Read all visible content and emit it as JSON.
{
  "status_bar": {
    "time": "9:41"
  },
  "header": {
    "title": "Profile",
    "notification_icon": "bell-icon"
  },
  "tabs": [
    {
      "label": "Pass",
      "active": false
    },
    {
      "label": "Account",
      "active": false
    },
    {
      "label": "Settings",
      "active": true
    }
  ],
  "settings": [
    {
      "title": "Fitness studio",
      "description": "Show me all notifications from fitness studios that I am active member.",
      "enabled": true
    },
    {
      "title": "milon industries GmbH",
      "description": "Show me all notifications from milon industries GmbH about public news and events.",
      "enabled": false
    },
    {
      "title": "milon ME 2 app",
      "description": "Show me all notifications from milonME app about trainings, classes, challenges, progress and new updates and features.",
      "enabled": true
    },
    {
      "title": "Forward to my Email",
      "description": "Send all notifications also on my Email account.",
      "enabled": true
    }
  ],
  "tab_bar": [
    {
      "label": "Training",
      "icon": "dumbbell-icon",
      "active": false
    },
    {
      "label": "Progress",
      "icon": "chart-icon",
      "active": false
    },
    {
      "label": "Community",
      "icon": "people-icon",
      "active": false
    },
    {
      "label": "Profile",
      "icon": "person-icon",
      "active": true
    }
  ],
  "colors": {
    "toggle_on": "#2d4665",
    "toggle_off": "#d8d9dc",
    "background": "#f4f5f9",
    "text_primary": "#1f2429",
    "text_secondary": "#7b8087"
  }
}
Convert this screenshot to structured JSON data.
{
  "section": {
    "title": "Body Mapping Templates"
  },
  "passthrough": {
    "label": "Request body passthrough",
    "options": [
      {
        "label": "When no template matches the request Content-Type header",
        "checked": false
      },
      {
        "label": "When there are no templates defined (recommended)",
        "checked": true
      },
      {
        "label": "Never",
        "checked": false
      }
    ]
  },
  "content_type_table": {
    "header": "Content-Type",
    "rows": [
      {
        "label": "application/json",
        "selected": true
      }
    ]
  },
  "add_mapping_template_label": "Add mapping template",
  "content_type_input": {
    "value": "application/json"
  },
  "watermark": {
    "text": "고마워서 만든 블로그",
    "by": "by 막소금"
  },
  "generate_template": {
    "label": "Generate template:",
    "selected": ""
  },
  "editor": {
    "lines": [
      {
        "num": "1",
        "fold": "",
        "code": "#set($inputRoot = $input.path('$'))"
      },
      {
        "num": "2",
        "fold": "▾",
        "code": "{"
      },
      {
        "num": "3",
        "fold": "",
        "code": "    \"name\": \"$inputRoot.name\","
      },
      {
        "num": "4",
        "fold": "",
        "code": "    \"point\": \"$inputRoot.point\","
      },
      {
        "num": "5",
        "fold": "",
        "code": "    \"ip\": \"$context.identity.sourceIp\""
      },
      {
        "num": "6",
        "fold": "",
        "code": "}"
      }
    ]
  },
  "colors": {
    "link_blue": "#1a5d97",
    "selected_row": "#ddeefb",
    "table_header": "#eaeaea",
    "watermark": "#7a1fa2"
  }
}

## WORK INSTRUCTIONS
Count the lines that include the word "passthrough" and state the result as a bare number.

## RESPONSE
2